* BEGIN *

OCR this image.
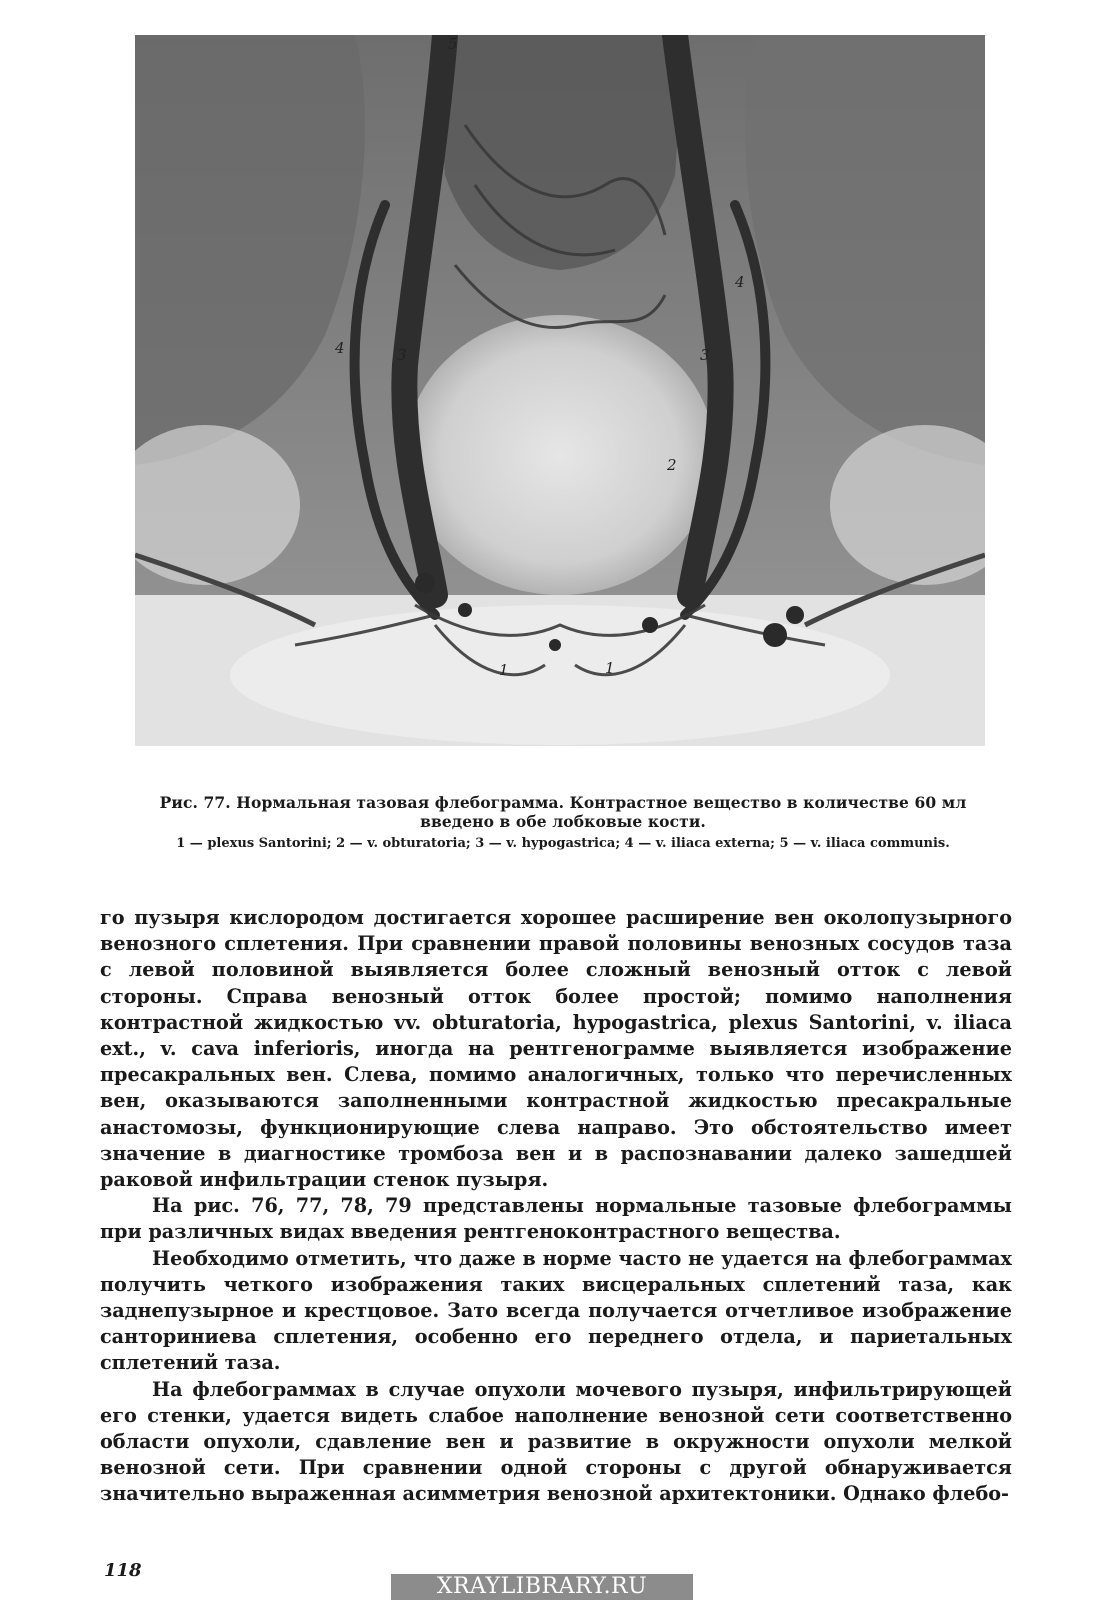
5
4
4
3	3
2
1	1

Рис. 77. Нормальная тазовая флебограмма. Контрастное вещество в количестве 60 мл введено в обе лобковые кости.

1 — plexus Santorini; 2 — v. obturatoria; 3 — v. hypogastrica; 4 — v. iliaca externa; 5 — v. iliaca communis.

го пузыря кислородом достигается хорошее расширение вен околопузырного венозного сплетения. При сравнении правой половины венозных сосудов таза с левой половиной выявляется более сложный венозный отток с левой стороны. Справа венозный отток более простой; помимо наполнения контрастной жидкостью vv. obturatoria, hypogastrica, plexus Santorini, v. iliaca ext., v. cava inferioris, иногда на рентгенограмме выявляется изображение пресакральных вен. Слева, помимо аналогичных, только что перечисленных вен, оказываются заполненными контрастной жидкостью пресакральные анастомозы, функционирующие слева направо. Это обстоятельство имеет значение в диагностике тромбоза вен и в распознавании далеко зашедшей раковой инфильтрации стенок пузыря.

На рис. 76, 77, 78, 79 представлены нормальные тазовые флебограммы при различных видах введения рентгеноконтрастного вещества.

Необходимо отметить, что даже в норме часто не удается на флебограммах получить четкого изображения таких висцеральных сплетений таза, как заднепузырное и крестцовое. Зато всегда получается отчетливое изображение санториниева сплетения, особенно его переднего отдела, и париетальных сплетений таза.

На флебограммах в случае опухоли мочевого пузыря, инфильтрирующей его стенки, удается видеть слабое наполнение венозной сети соответственно области опухоли, сдавление вен и развитие в окружности опухоли мелкой венозной сети. При сравнении одной стороны с другой обнаруживается значительно выраженная асимметрия венозной архитектоники. Однако флебо-

118

XRAYLIBRARY.RU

* END *

* _Directions for this task_
Your task is an exact transcription of all the data, minus the pictures.

* _Solution for this exercise_
OCR this image.
5
4
4
3	3
2
1	1

Рис. 77. Нормальная тазовая флебограмма. Контрастное вещество в количестве 60 мл введено в обе лобковые кости.

1 — plexus Santorini; 2 — v. obturatoria; 3 — v. hypogastrica; 4 — v. iliaca externa; 5 — v. iliaca communis.

го пузыря кислородом достигается хорошее расширение вен околопузырного венозного сплетения. При сравнении правой половины венозных сосудов таза с левой половиной выявляется более сложный венозный отток с левой стороны. Справа венозный отток более простой; помимо наполнения контрастной жидкостью vv. obturatoria, hypogastrica, plexus Santorini, v. iliaca ext., v. cava inferioris, иногда на рентгенограмме выявляется изображение пресакральных вен. Слева, помимо аналогичных, только что перечисленных вен, оказываются заполненными контрастной жидкостью пресакральные анастомозы, функционирующие слева направо. Это обстоятельство имеет значение в диагностике тромбоза вен и в распознавании далеко зашедшей раковой инфильтрации стенок пузыря.

На рис. 76, 77, 78, 79 представлены нормальные тазовые флебограммы при различных видах введения рентгеноконтрастного вещества.

Необходимо отметить, что даже в норме часто не удается на флебограммах получить четкого изображения таких висцеральных сплетений таза, как заднепузырное и крестцовое. Зато всегда получается отчетливое изображение санториниева сплетения, особенно его переднего отдела, и париетальных сплетений таза.

На флебограммах в случае опухоли мочевого пузыря, инфильтрирующей его стенки, удается видеть слабое наполнение венозной сети соответственно области опухоли, сдавление вен и развитие в окружности опухоли мелкой венозной сети. При сравнении одной стороны с другой обнаруживается значительно выраженная асимметрия венозной архитектоники. Однако флебо-

118

XRAYLIBRARY.RU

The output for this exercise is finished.